Recorded data:
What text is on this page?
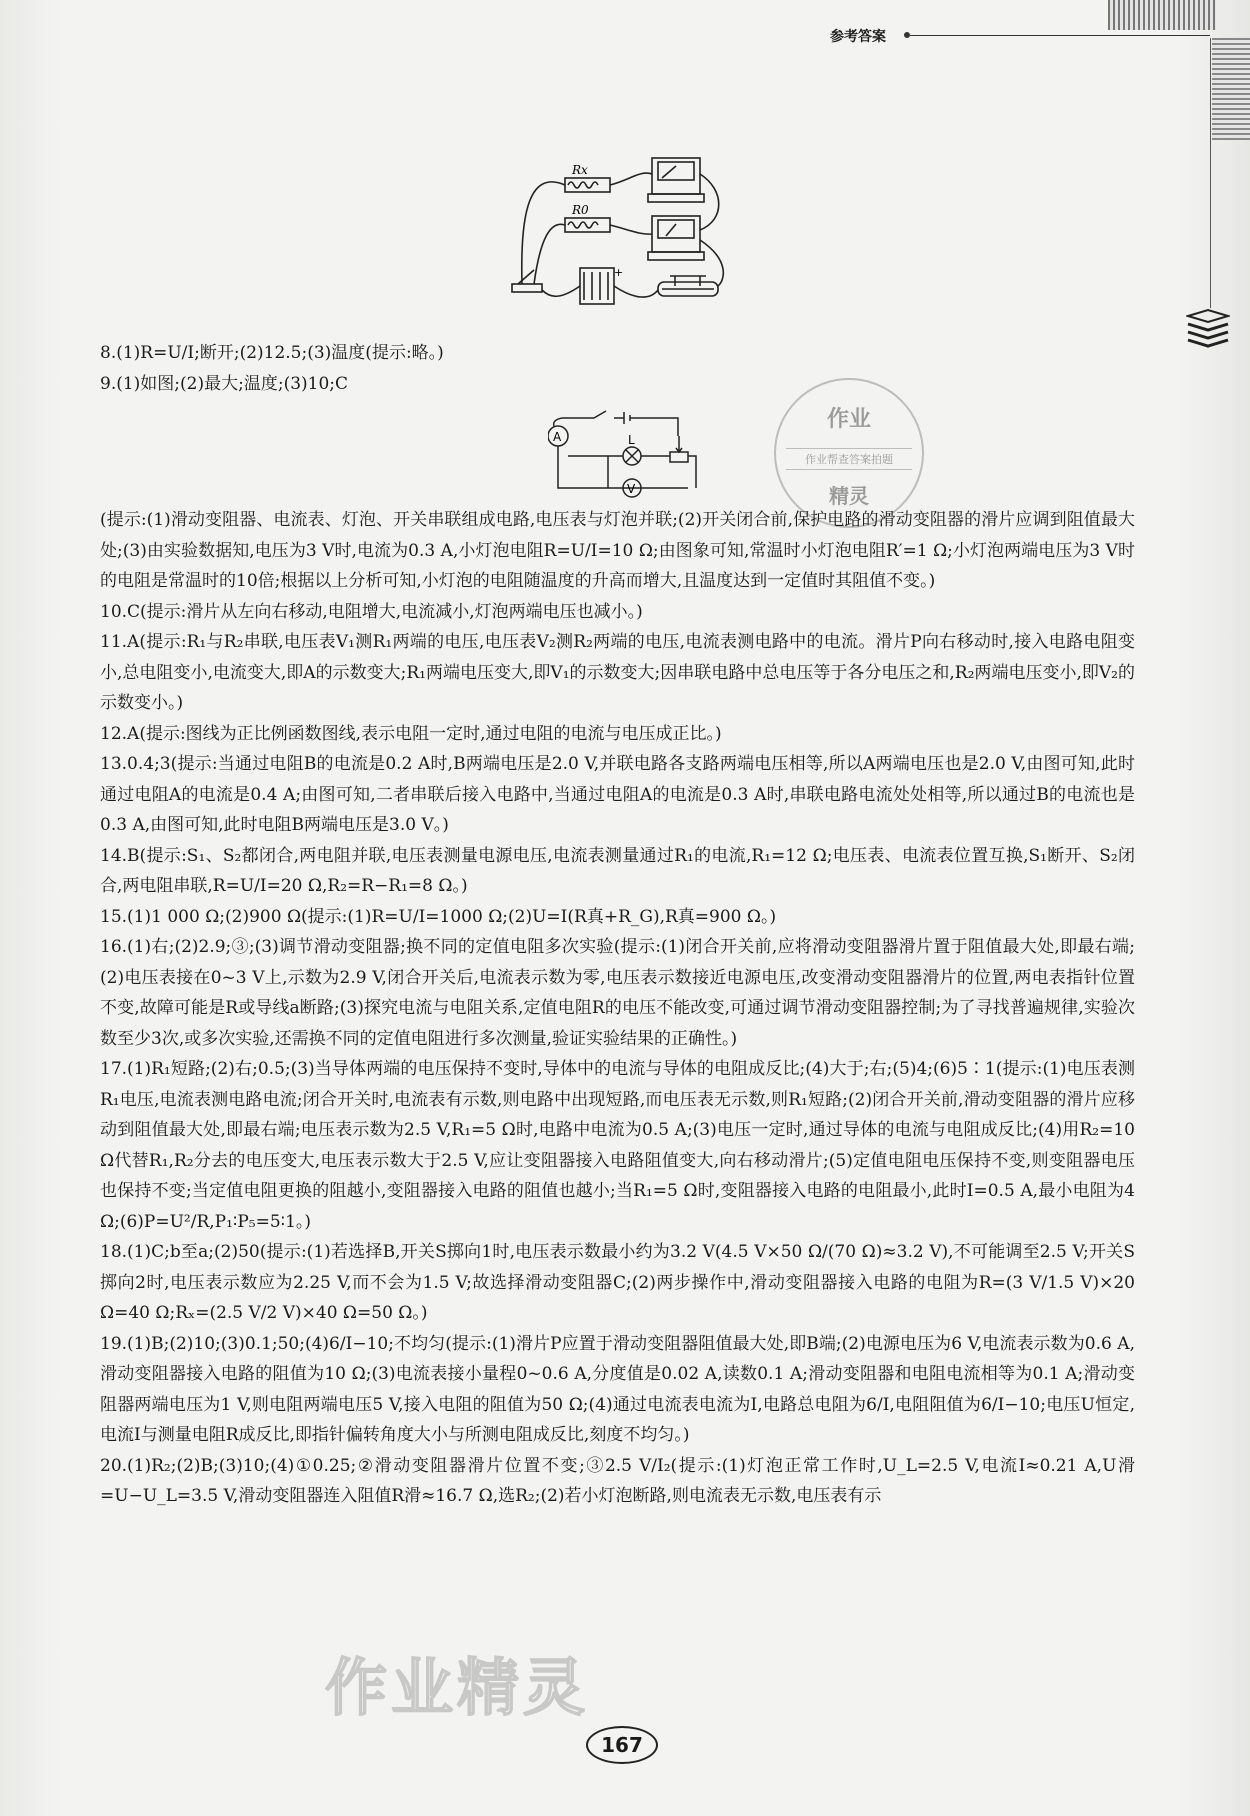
参考答案
Rx
R0
+
A	L
V
作业
作业帮查答案拍题
精灵

8.(1)R=U/I;断开;(2)12.5;(3)温度(提示:略。)

9.(1)如图;(2)最大;温度;(3)10;C

(提示:(1)滑动变阻器、电流表、灯泡、开关串联组成电路,电压表与灯泡并联;(2)开关闭合前,保护电路的滑动变阻器的滑片应调到阻值最大处;(3)由实验数据知,电压为3 V时,电流为0.3 A,小灯泡电阻R=U/I=10 Ω;由图象可知,常温时小灯泡电阻R′=1 Ω;小灯泡两端电压为3 V时的电阻是常温时的10倍;根据以上分析可知,小灯泡的电阻随温度的升高而增大,且温度达到一定值时其阻值不变。)

10.C(提示:滑片从左向右移动,电阻增大,电流减小,灯泡两端电压也减小。)

11.A(提示:R₁与R₂串联,电压表V₁测R₁两端的电压,电压表V₂测R₂两端的电压,电流表测电路中的电流。滑片P向右移动时,接入电路电阻变小,总电阻变小,电流变大,即A的示数变大;R₁两端电压变大,即V₁的示数变大;因串联电路中总电压等于各分电压之和,R₂两端电压变小,即V₂的示数变小。)

12.A(提示:图线为正比例函数图线,表示电阻一定时,通过电阻的电流与电压成正比。)

13.0.4;3(提示:当通过电阻B的电流是0.2 A时,B两端电压是2.0 V,并联电路各支路两端电压相等,所以A两端电压也是2.0 V,由图可知,此时通过电阻A的电流是0.4 A;由图可知,二者串联后接入电路中,当通过电阻A的电流是0.3 A时,串联电路电流处处相等,所以通过B的电流也是0.3 A,由图可知,此时电阻B两端电压是3.0 V。)

14.B(提示:S₁、S₂都闭合,两电阻并联,电压表测量电源电压,电流表测量通过R₁的电流,R₁=12 Ω;电压表、电流表位置互换,S₁断开、S₂闭合,两电阻串联,R=U/I=20 Ω,R₂=R−R₁=8 Ω。)

15.(1)1 000 Ω;(2)900 Ω(提示:(1)R=U/I=1000 Ω;(2)U=I(R真+R_G),R真=900 Ω。)

16.(1)右;(2)2.9;③;(3)调节滑动变阻器;换不同的定值电阻多次实验(提示:(1)闭合开关前,应将滑动变阻器滑片置于阻值最大处,即最右端;(2)电压表接在0~3 V上,示数为2.9 V,闭合开关后,电流表示数为零,电压表示数接近电源电压,改变滑动变阻器滑片的位置,两电表指针位置不变,故障可能是R或导线a断路;(3)探究电流与电阻关系,定值电阻R的电压不能改变,可通过调节滑动变阻器控制;为了寻找普遍规律,实验次数至少3次,或多次实验,还需换不同的定值电阻进行多次测量,验证实验结果的正确性。)

17.(1)R₁短路;(2)右;0.5;(3)当导体两端的电压保持不变时,导体中的电流与导体的电阻成反比;(4)大于;右;(5)4;(6)5∶1(提示:(1)电压表测R₁电压,电流表测电路电流;闭合开关时,电流表有示数,则电路中出现短路,而电压表无示数,则R₁短路;(2)闭合开关前,滑动变阻器的滑片应移动到阻值最大处,即最右端;电压表示数为2.5 V,R₁=5 Ω时,电路中电流为0.5 A;(3)电压一定时,通过导体的电流与电阻成反比;(4)用R₂=10 Ω代替R₁,R₂分去的电压变大,电压表示数大于2.5 V,应让变阻器接入电路阻值变大,向右移动滑片;(5)定值电阻电压保持不变,则变阻器电压也保持不变;当定值电阻更换的阻越小,变阻器接入电路的阻值也越小;当R₁=5 Ω时,变阻器接入电路的电阻最小,此时I=0.5 A,最小电阻为4 Ω;(6)P=U²/R,P₁∶P₅=5∶1。)

18.(1)C;b至a;(2)50(提示:(1)若选择B,开关S掷向1时,电压表示数最小约为3.2 V(4.5 V×50 Ω/(70 Ω)≈3.2 V),不可能调至2.5 V;开关S掷向2时,电压表示数应为2.25 V,而不会为1.5 V;故选择滑动变阻器C;(2)两步操作中,滑动变阻器接入电路的电阻为R=(3 V/1.5 V)×20 Ω=40 Ω;Rₓ=(2.5 V/2 V)×40 Ω=50 Ω。)

19.(1)B;(2)10;(3)0.1;50;(4)6/I−10;不均匀(提示:(1)滑片P应置于滑动变阻器阻值最大处,即B端;(2)电源电压为6 V,电流表示数为0.6 A,滑动变阻器接入电路的阻值为10 Ω;(3)电流表接小量程0~0.6 A,分度值是0.02 A,读数0.1 A;滑动变阻器和电阻电流相等为0.1 A;滑动变阻器两端电压为1 V,则电阻两端电压5 V,接入电阻的阻值为50 Ω;(4)通过电流表电流为I,电路总电阻为6/I,电阻阻值为6/I−10;电压U恒定,电流I与测量电阻R成反比,即指针偏转角度大小与所测电阻成反比,刻度不均匀。)

20.(1)R₂;(2)B;(3)10;(4)①0.25;②滑动变阻器滑片位置不变;③2.5 V/I₂(提示:(1)灯泡正常工作时,U_L=2.5 V,电流I≈0.21 A,U滑=U−U_L=3.5 V,滑动变阻器连入阻值R滑≈16.7 Ω,选R₂;(2)若小灯泡断路,则电流表无示数,电压表有示

作业精灵
167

EXERCISE:
What you return should match the records above word for word, minus the pictures.

RESULT OF THIS TASK:
What text is on this page?
参考答案
Rx
R0
+
A	L
V
作业
作业帮查答案拍题
精灵

8.(1)R=U/I;断开;(2)12.5;(3)温度(提示:略。)

9.(1)如图;(2)最大;温度;(3)10;C

(提示:(1)滑动变阻器、电流表、灯泡、开关串联组成电路,电压表与灯泡并联;(2)开关闭合前,保护电路的滑动变阻器的滑片应调到阻值最大处;(3)由实验数据知,电压为3 V时,电流为0.3 A,小灯泡电阻R=U/I=10 Ω;由图象可知,常温时小灯泡电阻R′=1 Ω;小灯泡两端电压为3 V时的电阻是常温时的10倍;根据以上分析可知,小灯泡的电阻随温度的升高而增大,且温度达到一定值时其阻值不变。)

10.C(提示:滑片从左向右移动,电阻增大,电流减小,灯泡两端电压也减小。)

11.A(提示:R₁与R₂串联,电压表V₁测R₁两端的电压,电压表V₂测R₂两端的电压,电流表测电路中的电流。滑片P向右移动时,接入电路电阻变小,总电阻变小,电流变大,即A的示数变大;R₁两端电压变大,即V₁的示数变大;因串联电路中总电压等于各分电压之和,R₂两端电压变小,即V₂的示数变小。)

12.A(提示:图线为正比例函数图线,表示电阻一定时,通过电阻的电流与电压成正比。)

13.0.4;3(提示:当通过电阻B的电流是0.2 A时,B两端电压是2.0 V,并联电路各支路两端电压相等,所以A两端电压也是2.0 V,由图可知,此时通过电阻A的电流是0.4 A;由图可知,二者串联后接入电路中,当通过电阻A的电流是0.3 A时,串联电路电流处处相等,所以通过B的电流也是0.3 A,由图可知,此时电阻B两端电压是3.0 V。)

14.B(提示:S₁、S₂都闭合,两电阻并联,电压表测量电源电压,电流表测量通过R₁的电流,R₁=12 Ω;电压表、电流表位置互换,S₁断开、S₂闭合,两电阻串联,R=U/I=20 Ω,R₂=R−R₁=8 Ω。)

15.(1)1 000 Ω;(2)900 Ω(提示:(1)R=U/I=1000 Ω;(2)U=I(R真+R_G),R真=900 Ω。)

16.(1)右;(2)2.9;③;(3)调节滑动变阻器;换不同的定值电阻多次实验(提示:(1)闭合开关前,应将滑动变阻器滑片置于阻值最大处,即最右端;(2)电压表接在0~3 V上,示数为2.9 V,闭合开关后,电流表示数为零,电压表示数接近电源电压,改变滑动变阻器滑片的位置,两电表指针位置不变,故障可能是R或导线a断路;(3)探究电流与电阻关系,定值电阻R的电压不能改变,可通过调节滑动变阻器控制;为了寻找普遍规律,实验次数至少3次,或多次实验,还需换不同的定值电阻进行多次测量,验证实验结果的正确性。)

17.(1)R₁短路;(2)右;0.5;(3)当导体两端的电压保持不变时,导体中的电流与导体的电阻成反比;(4)大于;右;(5)4;(6)5∶1(提示:(1)电压表测R₁电压,电流表测电路电流;闭合开关时,电流表有示数,则电路中出现短路,而电压表无示数,则R₁短路;(2)闭合开关前,滑动变阻器的滑片应移动到阻值最大处,即最右端;电压表示数为2.5 V,R₁=5 Ω时,电路中电流为0.5 A;(3)电压一定时,通过导体的电流与电阻成反比;(4)用R₂=10 Ω代替R₁,R₂分去的电压变大,电压表示数大于2.5 V,应让变阻器接入电路阻值变大,向右移动滑片;(5)定值电阻电压保持不变,则变阻器电压也保持不变;当定值电阻更换的阻越小,变阻器接入电路的阻值也越小;当R₁=5 Ω时,变阻器接入电路的电阻最小,此时I=0.5 A,最小电阻为4 Ω;(6)P=U²/R,P₁∶P₅=5∶1。)

18.(1)C;b至a;(2)50(提示:(1)若选择B,开关S掷向1时,电压表示数最小约为3.2 V(4.5 V×50 Ω/(70 Ω)≈3.2 V),不可能调至2.5 V;开关S掷向2时,电压表示数应为2.25 V,而不会为1.5 V;故选择滑动变阻器C;(2)两步操作中,滑动变阻器接入电路的电阻为R=(3 V/1.5 V)×20 Ω=40 Ω;Rₓ=(2.5 V/2 V)×40 Ω=50 Ω。)

19.(1)B;(2)10;(3)0.1;50;(4)6/I−10;不均匀(提示:(1)滑片P应置于滑动变阻器阻值最大处,即B端;(2)电源电压为6 V,电流表示数为0.6 A,滑动变阻器接入电路的阻值为10 Ω;(3)电流表接小量程0~0.6 A,分度值是0.02 A,读数0.1 A;滑动变阻器和电阻电流相等为0.1 A;滑动变阻器两端电压为1 V,则电阻两端电压5 V,接入电阻的阻值为50 Ω;(4)通过电流表电流为I,电路总电阻为6/I,电阻阻值为6/I−10;电压U恒定,电流I与测量电阻R成反比,即指针偏转角度大小与所测电阻成反比,刻度不均匀。)

20.(1)R₂;(2)B;(3)10;(4)①0.25;②滑动变阻器滑片位置不变;③2.5 V/I₂(提示:(1)灯泡正常工作时,U_L=2.5 V,电流I≈0.21 A,U滑=U−U_L=3.5 V,滑动变阻器连入阻值R滑≈16.7 Ω,选R₂;(2)若小灯泡断路,则电流表无示数,电压表有示

作业精灵
167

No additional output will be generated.